**Exercise instructions:**
Exclude any images and output the remaining records exactly.

(Data excerpts)
+ + + + + + +

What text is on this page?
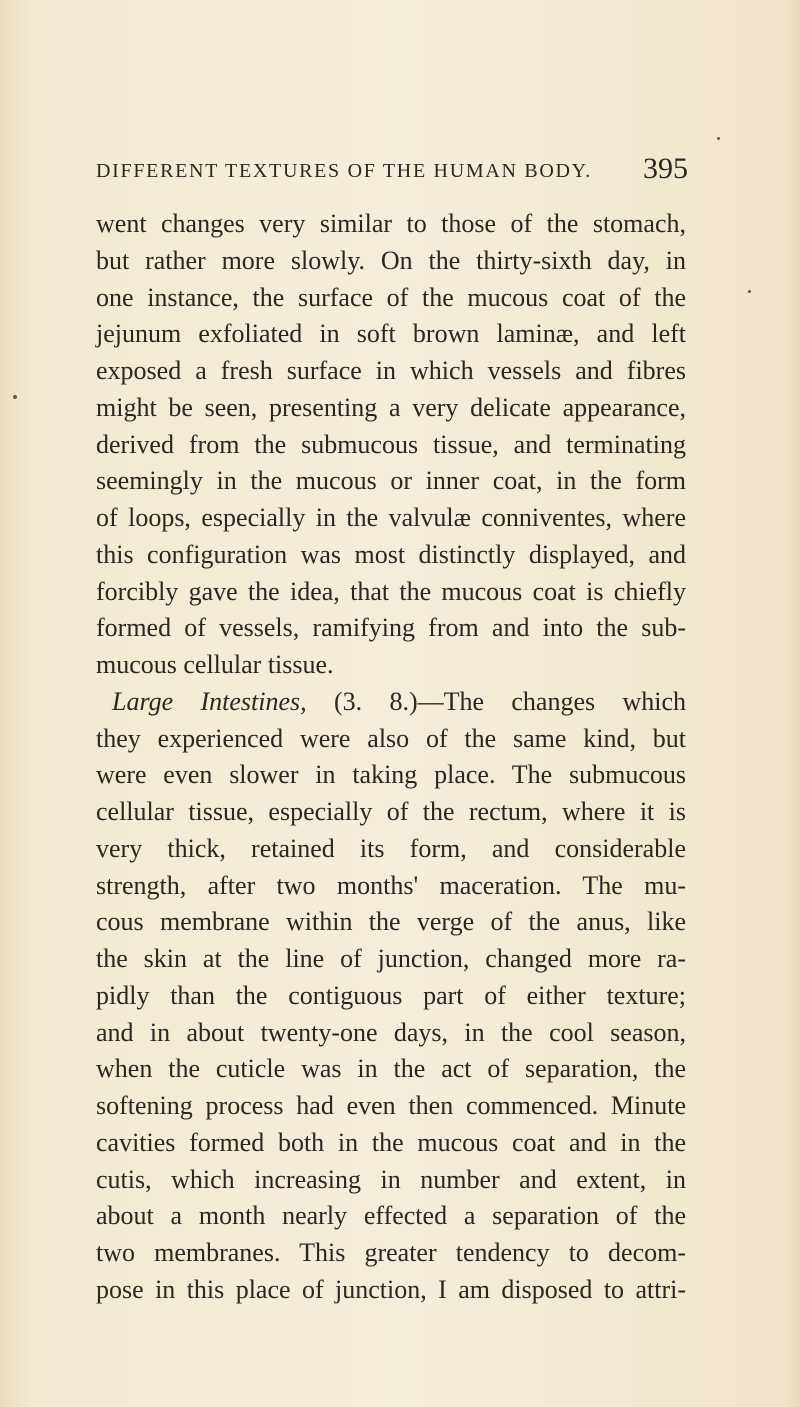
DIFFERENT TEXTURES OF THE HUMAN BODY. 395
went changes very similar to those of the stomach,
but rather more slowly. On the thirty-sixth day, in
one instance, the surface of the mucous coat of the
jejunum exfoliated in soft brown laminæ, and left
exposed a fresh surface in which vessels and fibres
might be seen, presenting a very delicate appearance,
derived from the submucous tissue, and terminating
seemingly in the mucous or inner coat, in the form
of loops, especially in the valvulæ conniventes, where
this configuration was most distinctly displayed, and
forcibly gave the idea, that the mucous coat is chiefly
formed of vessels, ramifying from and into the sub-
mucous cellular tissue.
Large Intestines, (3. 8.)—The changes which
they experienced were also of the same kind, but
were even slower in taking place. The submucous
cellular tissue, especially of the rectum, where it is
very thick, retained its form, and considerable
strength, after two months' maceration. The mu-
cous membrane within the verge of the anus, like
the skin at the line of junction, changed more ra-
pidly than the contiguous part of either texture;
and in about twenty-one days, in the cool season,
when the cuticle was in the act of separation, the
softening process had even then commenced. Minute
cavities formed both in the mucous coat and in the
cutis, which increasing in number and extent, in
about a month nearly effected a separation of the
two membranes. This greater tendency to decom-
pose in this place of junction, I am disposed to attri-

+ + + + + + +

**Correct result:**
What text is on this page?
DIFFERENT TEXTURES OF THE HUMAN BODY. 395
went changes very similar to those of the stomach,
but rather more slowly. On the thirty-sixth day, in
one instance, the surface of the mucous coat of the
jejunum exfoliated in soft brown laminæ, and left
exposed a fresh surface in which vessels and fibres
might be seen, presenting a very delicate appearance,
derived from the submucous tissue, and terminating
seemingly in the mucous or inner coat, in the form
of loops, especially in the valvulæ conniventes, where
this configuration was most distinctly displayed, and
forcibly gave the idea, that the mucous coat is chiefly
formed of vessels, ramifying from and into the sub-
mucous cellular tissue.
Large Intestines, (3. 8.)—The changes which
they experienced were also of the same kind, but
were even slower in taking place. The submucous
cellular tissue, especially of the rectum, where it is
very thick, retained its form, and considerable
strength, after two months' maceration. The mu-
cous membrane within the verge of the anus, like
the skin at the line of junction, changed more ra-
pidly than the contiguous part of either texture;
and in about twenty-one days, in the cool season,
when the cuticle was in the act of separation, the
softening process had even then commenced. Minute
cavities formed both in the mucous coat and in the
cutis, which increasing in number and extent, in
about a month nearly effected a separation of the
two membranes. This greater tendency to decom-
pose in this place of junction, I am disposed to attri-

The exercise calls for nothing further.